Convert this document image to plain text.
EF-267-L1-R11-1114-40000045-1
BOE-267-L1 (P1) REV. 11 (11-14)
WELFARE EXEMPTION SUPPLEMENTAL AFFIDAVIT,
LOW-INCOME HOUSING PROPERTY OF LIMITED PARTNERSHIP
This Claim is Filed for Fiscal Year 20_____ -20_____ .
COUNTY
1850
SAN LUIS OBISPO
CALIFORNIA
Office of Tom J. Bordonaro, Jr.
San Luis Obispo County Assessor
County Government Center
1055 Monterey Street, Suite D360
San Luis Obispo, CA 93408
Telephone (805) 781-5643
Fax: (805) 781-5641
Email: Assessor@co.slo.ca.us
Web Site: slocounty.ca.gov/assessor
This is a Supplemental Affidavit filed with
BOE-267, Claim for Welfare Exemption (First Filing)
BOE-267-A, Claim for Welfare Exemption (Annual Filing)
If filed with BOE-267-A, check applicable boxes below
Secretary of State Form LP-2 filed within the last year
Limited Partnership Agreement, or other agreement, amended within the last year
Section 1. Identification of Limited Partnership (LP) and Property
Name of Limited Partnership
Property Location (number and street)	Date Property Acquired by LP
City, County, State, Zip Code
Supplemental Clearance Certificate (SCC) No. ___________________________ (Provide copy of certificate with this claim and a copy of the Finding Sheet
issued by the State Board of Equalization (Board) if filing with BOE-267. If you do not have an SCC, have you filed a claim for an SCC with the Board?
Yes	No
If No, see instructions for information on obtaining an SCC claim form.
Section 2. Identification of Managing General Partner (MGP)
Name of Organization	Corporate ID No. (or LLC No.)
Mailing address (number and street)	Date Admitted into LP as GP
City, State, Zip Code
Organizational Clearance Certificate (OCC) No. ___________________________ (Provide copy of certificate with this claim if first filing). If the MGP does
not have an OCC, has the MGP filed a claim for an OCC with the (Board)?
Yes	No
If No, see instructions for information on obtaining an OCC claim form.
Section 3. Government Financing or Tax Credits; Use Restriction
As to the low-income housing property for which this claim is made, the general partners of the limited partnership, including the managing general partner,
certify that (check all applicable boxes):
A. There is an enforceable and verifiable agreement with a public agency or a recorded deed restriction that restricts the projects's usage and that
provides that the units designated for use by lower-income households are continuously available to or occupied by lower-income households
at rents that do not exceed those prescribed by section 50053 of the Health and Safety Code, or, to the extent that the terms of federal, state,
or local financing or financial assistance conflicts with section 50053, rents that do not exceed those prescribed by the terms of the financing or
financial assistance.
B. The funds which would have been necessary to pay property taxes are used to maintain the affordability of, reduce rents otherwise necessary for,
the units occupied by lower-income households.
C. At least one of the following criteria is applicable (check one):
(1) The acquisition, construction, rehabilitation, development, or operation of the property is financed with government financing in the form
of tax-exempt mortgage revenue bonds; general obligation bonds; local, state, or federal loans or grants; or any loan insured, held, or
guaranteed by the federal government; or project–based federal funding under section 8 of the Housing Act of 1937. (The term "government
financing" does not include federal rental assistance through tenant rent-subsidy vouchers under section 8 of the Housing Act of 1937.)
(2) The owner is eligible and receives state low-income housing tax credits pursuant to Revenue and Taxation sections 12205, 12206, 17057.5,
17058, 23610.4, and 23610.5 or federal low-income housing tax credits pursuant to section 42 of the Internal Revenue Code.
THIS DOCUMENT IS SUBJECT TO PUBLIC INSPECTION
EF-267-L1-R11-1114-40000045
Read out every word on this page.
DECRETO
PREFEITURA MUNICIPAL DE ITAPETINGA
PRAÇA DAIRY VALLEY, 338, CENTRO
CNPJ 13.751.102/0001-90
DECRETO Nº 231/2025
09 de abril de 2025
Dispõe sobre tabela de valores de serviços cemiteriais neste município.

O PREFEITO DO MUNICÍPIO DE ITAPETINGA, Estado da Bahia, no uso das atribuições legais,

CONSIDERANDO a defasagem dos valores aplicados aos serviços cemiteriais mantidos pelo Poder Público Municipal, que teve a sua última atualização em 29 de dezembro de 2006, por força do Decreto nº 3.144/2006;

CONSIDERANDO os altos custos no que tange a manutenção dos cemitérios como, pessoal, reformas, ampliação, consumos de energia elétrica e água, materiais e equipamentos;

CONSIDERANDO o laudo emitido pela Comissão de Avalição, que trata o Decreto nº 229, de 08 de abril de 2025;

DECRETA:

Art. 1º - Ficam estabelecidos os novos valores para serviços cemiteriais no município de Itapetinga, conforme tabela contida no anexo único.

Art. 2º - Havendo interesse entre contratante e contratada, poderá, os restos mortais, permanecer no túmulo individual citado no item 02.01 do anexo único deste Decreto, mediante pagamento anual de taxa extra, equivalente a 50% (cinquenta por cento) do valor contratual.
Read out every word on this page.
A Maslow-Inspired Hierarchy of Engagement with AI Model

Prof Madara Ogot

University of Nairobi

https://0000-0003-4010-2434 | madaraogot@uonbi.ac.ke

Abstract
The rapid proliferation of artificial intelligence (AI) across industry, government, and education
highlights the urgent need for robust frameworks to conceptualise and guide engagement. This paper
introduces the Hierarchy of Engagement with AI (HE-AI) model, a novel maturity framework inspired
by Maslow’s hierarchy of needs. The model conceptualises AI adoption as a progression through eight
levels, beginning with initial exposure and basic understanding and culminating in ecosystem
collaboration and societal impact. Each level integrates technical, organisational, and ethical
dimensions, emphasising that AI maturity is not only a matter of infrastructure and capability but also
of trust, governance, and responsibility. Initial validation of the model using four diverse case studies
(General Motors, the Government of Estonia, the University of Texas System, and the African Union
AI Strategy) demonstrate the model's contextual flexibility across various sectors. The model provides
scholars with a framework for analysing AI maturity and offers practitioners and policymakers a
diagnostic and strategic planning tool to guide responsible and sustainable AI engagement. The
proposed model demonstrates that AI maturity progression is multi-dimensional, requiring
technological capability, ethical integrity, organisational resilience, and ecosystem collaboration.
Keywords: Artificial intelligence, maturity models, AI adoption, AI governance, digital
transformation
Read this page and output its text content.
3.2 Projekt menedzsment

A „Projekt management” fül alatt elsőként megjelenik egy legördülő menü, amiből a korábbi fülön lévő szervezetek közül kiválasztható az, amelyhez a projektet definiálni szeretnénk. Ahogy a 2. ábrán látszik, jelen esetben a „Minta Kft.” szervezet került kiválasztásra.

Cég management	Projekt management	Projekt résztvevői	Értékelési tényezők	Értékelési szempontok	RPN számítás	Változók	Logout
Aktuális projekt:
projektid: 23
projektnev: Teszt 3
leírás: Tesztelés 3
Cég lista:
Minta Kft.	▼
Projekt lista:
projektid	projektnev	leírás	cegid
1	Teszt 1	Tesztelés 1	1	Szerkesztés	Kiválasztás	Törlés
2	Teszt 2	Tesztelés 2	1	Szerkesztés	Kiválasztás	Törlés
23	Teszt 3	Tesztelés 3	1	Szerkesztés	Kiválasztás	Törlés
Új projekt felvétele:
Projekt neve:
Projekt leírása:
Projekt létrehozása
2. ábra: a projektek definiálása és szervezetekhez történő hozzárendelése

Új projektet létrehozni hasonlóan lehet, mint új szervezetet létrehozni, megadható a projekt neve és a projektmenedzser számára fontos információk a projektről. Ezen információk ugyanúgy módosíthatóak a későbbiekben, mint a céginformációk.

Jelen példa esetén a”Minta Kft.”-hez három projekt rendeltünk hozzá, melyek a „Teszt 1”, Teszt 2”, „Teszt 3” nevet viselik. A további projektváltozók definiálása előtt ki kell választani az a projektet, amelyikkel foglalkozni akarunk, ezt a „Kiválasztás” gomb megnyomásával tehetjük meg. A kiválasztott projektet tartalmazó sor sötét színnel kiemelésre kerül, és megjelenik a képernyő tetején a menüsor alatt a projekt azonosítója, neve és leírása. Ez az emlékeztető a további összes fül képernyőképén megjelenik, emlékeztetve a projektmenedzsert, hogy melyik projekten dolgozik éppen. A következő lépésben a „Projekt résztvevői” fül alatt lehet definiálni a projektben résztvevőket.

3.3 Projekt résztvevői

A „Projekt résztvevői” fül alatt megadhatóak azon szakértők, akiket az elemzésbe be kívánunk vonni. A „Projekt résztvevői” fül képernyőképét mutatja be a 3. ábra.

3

● ● ● ● ● ● ●

STATED PROBLEM: The lines to collect are those holding the string "Code"; copy them all.

OUTPUT FOR THIS TASK:
City, County, State, Zip Code
City, State, Zip Code
at rents that do not exceed those prescribed by section 50053 of the Health and Safety Code, or, to the extent that the terms of federal, state,
17058, 23610.4, and 23610.5 or federal low-income housing tax credits pursuant to section 42 of the Internal Revenue Code.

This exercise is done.